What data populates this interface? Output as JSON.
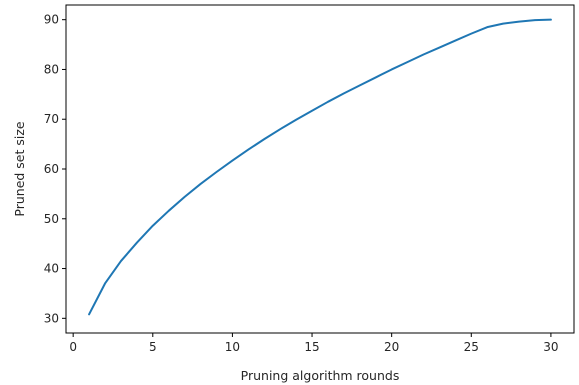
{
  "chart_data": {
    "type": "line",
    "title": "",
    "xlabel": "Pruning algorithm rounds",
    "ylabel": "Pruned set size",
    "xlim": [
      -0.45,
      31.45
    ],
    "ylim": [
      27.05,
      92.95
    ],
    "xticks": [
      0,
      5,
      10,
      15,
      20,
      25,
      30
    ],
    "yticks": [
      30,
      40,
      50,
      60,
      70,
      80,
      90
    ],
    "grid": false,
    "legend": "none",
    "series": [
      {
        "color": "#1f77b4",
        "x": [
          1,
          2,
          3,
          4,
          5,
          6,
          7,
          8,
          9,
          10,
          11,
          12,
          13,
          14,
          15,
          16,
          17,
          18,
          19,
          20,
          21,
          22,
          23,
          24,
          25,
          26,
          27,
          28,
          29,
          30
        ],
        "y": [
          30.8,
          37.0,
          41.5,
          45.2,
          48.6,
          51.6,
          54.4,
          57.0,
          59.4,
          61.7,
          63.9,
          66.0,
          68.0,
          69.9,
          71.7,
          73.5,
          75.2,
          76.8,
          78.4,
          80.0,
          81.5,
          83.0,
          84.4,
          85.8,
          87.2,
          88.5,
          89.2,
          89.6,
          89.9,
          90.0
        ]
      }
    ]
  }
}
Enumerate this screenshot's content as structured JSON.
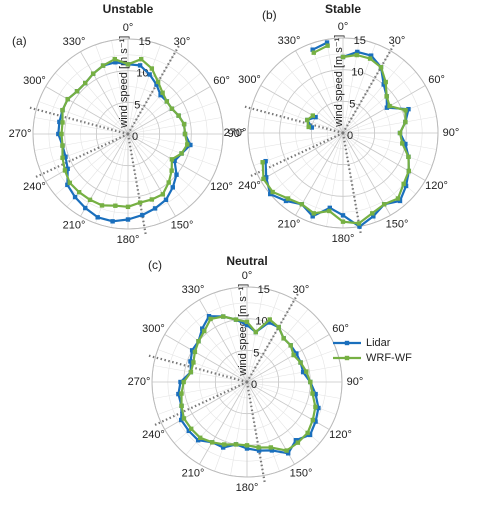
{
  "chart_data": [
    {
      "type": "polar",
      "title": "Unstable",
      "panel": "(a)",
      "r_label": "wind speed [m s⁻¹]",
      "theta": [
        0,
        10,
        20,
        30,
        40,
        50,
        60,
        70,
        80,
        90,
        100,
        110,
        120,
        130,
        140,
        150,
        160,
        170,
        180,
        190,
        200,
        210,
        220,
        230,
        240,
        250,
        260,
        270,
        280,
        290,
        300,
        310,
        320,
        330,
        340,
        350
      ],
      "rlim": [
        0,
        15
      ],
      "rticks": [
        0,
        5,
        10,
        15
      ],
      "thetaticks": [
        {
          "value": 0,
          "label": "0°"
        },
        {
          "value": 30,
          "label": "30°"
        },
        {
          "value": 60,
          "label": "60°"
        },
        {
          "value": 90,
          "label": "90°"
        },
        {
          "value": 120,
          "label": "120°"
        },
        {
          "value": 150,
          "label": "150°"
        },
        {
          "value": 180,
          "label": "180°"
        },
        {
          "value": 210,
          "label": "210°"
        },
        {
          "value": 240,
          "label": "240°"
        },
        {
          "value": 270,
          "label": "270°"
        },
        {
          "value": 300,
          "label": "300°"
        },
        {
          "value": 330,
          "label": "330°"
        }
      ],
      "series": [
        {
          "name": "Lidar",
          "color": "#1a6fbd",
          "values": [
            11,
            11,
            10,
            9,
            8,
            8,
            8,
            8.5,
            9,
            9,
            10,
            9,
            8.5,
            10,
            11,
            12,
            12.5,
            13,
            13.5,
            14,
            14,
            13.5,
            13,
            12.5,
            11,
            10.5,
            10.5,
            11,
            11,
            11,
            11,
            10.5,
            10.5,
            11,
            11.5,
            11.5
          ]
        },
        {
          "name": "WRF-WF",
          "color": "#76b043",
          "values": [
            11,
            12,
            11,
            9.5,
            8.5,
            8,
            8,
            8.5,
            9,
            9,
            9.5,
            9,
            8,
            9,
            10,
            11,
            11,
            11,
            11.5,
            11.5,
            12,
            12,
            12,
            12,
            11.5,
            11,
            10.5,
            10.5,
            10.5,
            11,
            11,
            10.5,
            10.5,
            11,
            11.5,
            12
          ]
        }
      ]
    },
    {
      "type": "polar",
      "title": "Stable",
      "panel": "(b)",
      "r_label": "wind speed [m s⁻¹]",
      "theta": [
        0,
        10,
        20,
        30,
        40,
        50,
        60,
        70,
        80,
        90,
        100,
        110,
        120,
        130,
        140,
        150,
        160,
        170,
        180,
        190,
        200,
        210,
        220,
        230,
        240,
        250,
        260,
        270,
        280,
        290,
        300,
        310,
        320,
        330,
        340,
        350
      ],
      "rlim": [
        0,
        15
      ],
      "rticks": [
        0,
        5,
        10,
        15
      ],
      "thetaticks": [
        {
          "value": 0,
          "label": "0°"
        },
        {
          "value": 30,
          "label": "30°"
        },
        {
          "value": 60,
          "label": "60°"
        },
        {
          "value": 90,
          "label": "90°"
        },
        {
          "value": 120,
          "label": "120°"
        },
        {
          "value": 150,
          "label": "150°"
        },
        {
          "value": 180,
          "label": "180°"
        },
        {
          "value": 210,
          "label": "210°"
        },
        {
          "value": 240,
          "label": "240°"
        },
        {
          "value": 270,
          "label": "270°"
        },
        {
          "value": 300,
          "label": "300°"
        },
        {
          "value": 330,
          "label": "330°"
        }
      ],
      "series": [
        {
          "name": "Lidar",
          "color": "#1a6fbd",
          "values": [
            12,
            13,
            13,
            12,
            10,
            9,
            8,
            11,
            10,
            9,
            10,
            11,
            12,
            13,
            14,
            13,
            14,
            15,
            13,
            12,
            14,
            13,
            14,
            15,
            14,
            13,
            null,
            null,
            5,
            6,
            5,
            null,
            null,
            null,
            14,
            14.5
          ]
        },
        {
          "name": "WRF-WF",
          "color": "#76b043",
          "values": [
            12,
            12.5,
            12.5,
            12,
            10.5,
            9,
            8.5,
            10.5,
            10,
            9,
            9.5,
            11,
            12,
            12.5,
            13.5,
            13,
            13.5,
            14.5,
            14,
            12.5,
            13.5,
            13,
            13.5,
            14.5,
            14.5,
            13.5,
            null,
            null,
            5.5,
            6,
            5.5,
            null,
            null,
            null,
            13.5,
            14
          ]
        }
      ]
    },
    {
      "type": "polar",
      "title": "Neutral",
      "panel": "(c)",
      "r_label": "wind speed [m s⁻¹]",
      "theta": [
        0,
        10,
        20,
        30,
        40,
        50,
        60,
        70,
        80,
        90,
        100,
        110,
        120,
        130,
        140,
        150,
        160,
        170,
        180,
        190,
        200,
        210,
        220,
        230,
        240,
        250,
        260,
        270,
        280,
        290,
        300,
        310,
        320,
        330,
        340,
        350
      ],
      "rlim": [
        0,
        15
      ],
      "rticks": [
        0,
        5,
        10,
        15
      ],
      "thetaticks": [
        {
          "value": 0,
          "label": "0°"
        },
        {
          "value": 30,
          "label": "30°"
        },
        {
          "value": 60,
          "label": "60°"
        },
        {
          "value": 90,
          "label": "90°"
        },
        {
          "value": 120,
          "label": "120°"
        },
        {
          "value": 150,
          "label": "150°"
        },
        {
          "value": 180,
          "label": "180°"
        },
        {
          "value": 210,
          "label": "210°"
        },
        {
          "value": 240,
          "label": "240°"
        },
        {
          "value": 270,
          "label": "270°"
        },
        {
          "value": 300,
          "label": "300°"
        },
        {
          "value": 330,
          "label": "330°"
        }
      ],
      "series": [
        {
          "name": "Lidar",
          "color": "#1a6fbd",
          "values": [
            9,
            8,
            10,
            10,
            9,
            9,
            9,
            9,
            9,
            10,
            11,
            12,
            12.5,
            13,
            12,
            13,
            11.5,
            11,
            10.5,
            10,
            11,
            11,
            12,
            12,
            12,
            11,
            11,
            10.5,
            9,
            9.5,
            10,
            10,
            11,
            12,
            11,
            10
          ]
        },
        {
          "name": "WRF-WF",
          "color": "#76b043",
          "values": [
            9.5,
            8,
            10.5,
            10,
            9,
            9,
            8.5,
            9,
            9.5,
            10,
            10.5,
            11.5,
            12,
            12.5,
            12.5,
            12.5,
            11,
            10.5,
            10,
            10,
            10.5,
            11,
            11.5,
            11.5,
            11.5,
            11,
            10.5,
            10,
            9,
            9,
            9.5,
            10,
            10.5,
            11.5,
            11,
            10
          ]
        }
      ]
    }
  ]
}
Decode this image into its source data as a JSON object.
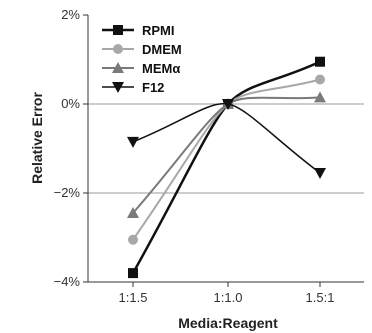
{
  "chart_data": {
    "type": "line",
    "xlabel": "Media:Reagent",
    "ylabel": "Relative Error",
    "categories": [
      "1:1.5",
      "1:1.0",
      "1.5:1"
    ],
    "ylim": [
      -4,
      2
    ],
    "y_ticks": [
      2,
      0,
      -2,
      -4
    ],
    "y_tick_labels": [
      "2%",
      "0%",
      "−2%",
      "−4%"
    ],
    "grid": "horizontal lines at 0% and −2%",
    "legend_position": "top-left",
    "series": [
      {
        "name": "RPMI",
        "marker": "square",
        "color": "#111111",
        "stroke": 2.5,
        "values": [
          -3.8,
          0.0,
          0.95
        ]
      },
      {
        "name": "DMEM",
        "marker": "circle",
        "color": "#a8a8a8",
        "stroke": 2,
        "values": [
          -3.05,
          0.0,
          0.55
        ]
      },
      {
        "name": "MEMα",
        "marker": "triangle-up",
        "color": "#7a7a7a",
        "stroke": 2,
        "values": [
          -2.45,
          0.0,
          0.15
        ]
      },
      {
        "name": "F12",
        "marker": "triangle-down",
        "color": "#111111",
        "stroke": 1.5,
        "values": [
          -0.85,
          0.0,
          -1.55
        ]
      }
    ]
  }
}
------
| WHAT THIS TASK INVOLVES |
Your reply is one number: how many lines of the records above contain the word "ylabel".

| ANSWER TO THIS PROBLEM |
2